■ DATA SHOWN ■
>>>>
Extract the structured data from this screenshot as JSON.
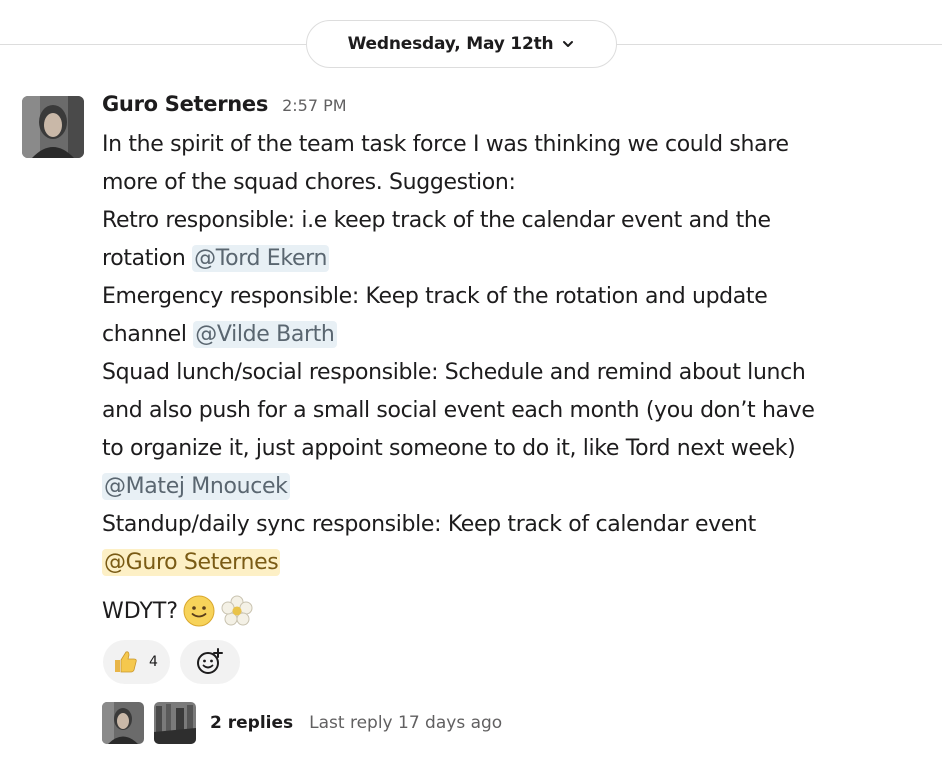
{
  "date_divider": {
    "label": "Wednesday, May 12th",
    "icon": "chevron-down-icon"
  },
  "message": {
    "author": "Guro Seternes",
    "time": "2:57 PM",
    "avatar_icon": "user-avatar",
    "lines": {
      "l1": "In the spirit of the team task force I was thinking we could share",
      "l2": "more of the squad chores. Suggestion:",
      "l3": "Retro responsible: i.e keep track of the calendar event and the",
      "l4": "rotation ",
      "l4_mention": "@Tord Ekern",
      "l5": "Emergency responsible: Keep track of the rotation and update",
      "l6": "channel ",
      "l6_mention": "@Vilde Barth",
      "l7": "Squad lunch/social responsible: Schedule and remind about lunch",
      "l8": "and also push for a small social event each month (you don’t have",
      "l9": "to organize it, just appoint someone to do it, like Tord next week)",
      "l10_mention": "@Matej Mnoucek",
      "l11": "Standup/daily sync responsible: Keep track of calendar event",
      "l12_mention": "@Guro Seternes"
    },
    "closing": "WDYT?",
    "closing_emojis": [
      "slightly-smiling-face-icon",
      "blossom-icon"
    ]
  },
  "reactions": [
    {
      "icon": "thumbs-up-icon",
      "count": "4"
    }
  ],
  "add_reaction_icon": "add-reaction-icon",
  "thread": {
    "replies": "2 replies",
    "last_reply": "Last reply 17 days ago"
  }
}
<<<<
■ EXERCISE DIRECTIONS ■
Retype all entries exactly as they appear, dropping the images.

■ SOLUTION ■
Extract the structured data from this screenshot as JSON.
{
  "date_divider": {
    "label": "Wednesday, May 12th",
    "icon": "chevron-down-icon"
  },
  "message": {
    "author": "Guro Seternes",
    "time": "2:57 PM",
    "avatar_icon": "user-avatar",
    "lines": {
      "l1": "In the spirit of the team task force I was thinking we could share",
      "l2": "more of the squad chores. Suggestion:",
      "l3": "Retro responsible: i.e keep track of the calendar event and the",
      "l4": "rotation ",
      "l4_mention": "@Tord Ekern",
      "l5": "Emergency responsible: Keep track of the rotation and update",
      "l6": "channel ",
      "l6_mention": "@Vilde Barth",
      "l7": "Squad lunch/social responsible: Schedule and remind about lunch",
      "l8": "and also push for a small social event each month (you don’t have",
      "l9": "to organize it, just appoint someone to do it, like Tord next week)",
      "l10_mention": "@Matej Mnoucek",
      "l11": "Standup/daily sync responsible: Keep track of calendar event",
      "l12_mention": "@Guro Seternes"
    },
    "closing": "WDYT?",
    "closing_emojis": [
      "slightly-smiling-face-icon",
      "blossom-icon"
    ]
  },
  "reactions": [
    {
      "icon": "thumbs-up-icon",
      "count": "4"
    }
  ],
  "add_reaction_icon": "add-reaction-icon",
  "thread": {
    "replies": "2 replies",
    "last_reply": "Last reply 17 days ago"
  }
}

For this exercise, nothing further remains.